» Records for this exercise
-------

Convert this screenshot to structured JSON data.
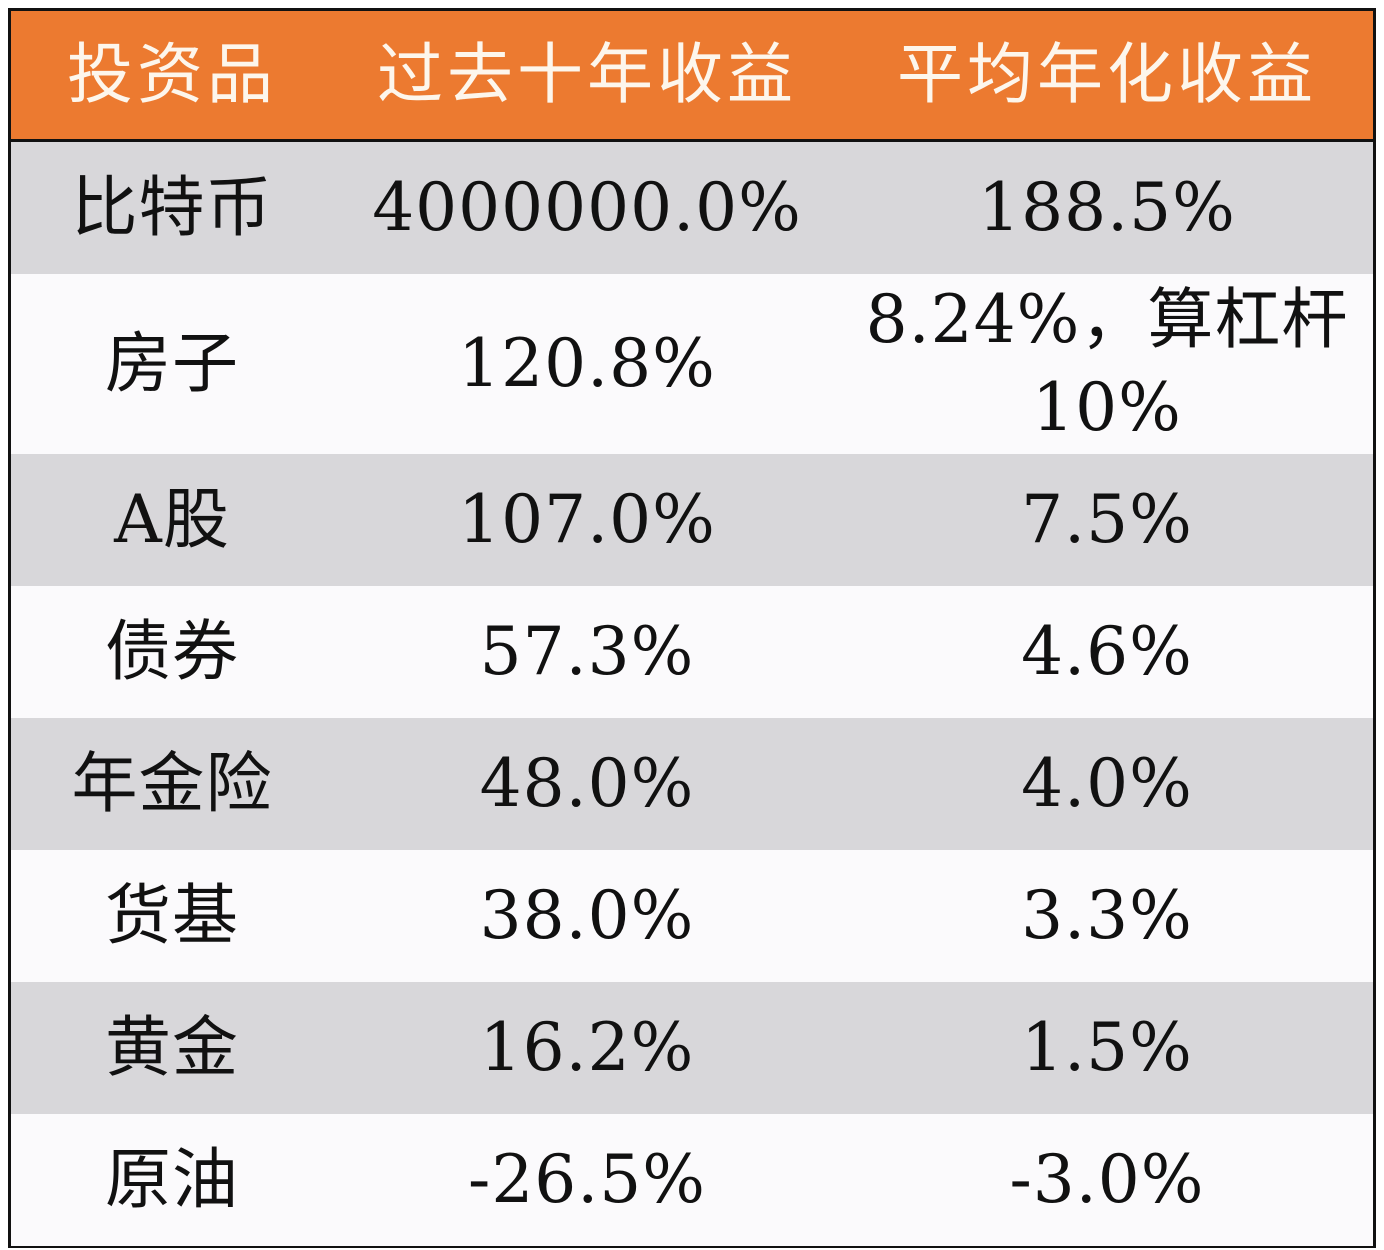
{
  "table": {
    "header": {
      "col1": "投资品",
      "col2": "过去十年收益",
      "col3": "平均年化收益"
    },
    "rows": [
      {
        "asset": "比特币",
        "ten_year_return": "4000000.0%",
        "annualized_return": "188.5%",
        "shade": "gray"
      },
      {
        "asset": "房子",
        "ten_year_return": "120.8%",
        "annualized_return": "8.24%，算杠杆10%",
        "shade": "white"
      },
      {
        "asset": "A股",
        "ten_year_return": "107.0%",
        "annualized_return": "7.5%",
        "shade": "gray"
      },
      {
        "asset": "债券",
        "ten_year_return": "57.3%",
        "annualized_return": "4.6%",
        "shade": "white"
      },
      {
        "asset": "年金险",
        "ten_year_return": "48.0%",
        "annualized_return": "4.0%",
        "shade": "gray"
      },
      {
        "asset": "货基",
        "ten_year_return": "38.0%",
        "annualized_return": "3.3%",
        "shade": "white"
      },
      {
        "asset": "黄金",
        "ten_year_return": "16.2%",
        "annualized_return": "1.5%",
        "shade": "gray"
      },
      {
        "asset": "原油",
        "ten_year_return": "-26.5%",
        "annualized_return": "-3.0%",
        "shade": "white"
      }
    ]
  },
  "colors": {
    "header_bg": "#ec7a30",
    "header_text": "#fdf6ec",
    "row_gray": "#d8d7da",
    "row_white": "#fbfafc",
    "border": "#111111",
    "text": "#111111"
  }
}
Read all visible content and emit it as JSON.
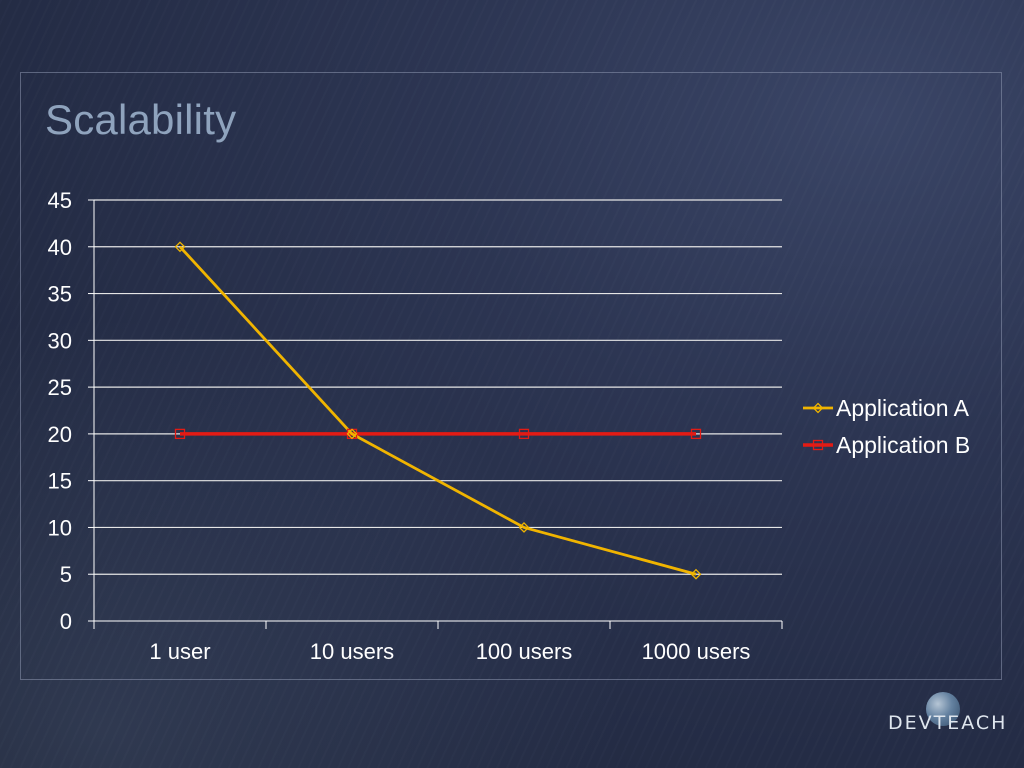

-------

» Do this
Set the data above down again exactly as given, with no pictures.

» Solution to the problem
Convert this screenshot to structured JSON data.
{
  "table": {
    "header": {
      "col1": "投资品",
      "col2": "过去十年收益",
      "col3": "平均年化收益"
    },
    "rows": [
      {
        "asset": "比特币",
        "ten_year_return": "4000000.0%",
        "annualized_return": "188.5%",
        "shade": "gray"
      },
      {
        "asset": "房子",
        "ten_year_return": "120.8%",
        "annualized_return": "8.24%，算杠杆10%",
        "shade": "white"
      },
      {
        "asset": "A股",
        "ten_year_return": "107.0%",
        "annualized_return": "7.5%",
        "shade": "gray"
      },
      {
        "asset": "债券",
        "ten_year_return": "57.3%",
        "annualized_return": "4.6%",
        "shade": "white"
      },
      {
        "asset": "年金险",
        "ten_year_return": "48.0%",
        "annualized_return": "4.0%",
        "shade": "gray"
      },
      {
        "asset": "货基",
        "ten_year_return": "38.0%",
        "annualized_return": "3.3%",
        "shade": "white"
      },
      {
        "asset": "黄金",
        "ten_year_return": "16.2%",
        "annualized_return": "1.5%",
        "shade": "gray"
      },
      {
        "asset": "原油",
        "ten_year_return": "-26.5%",
        "annualized_return": "-3.0%",
        "shade": "white"
      }
    ]
  },
  "colors": {
    "header_bg": "#ec7a30",
    "header_text": "#fdf6ec",
    "row_gray": "#d8d7da",
    "row_white": "#fbfafc",
    "border": "#111111",
    "text": "#111111"
  }
}
Read all visible content and emit it as JSON.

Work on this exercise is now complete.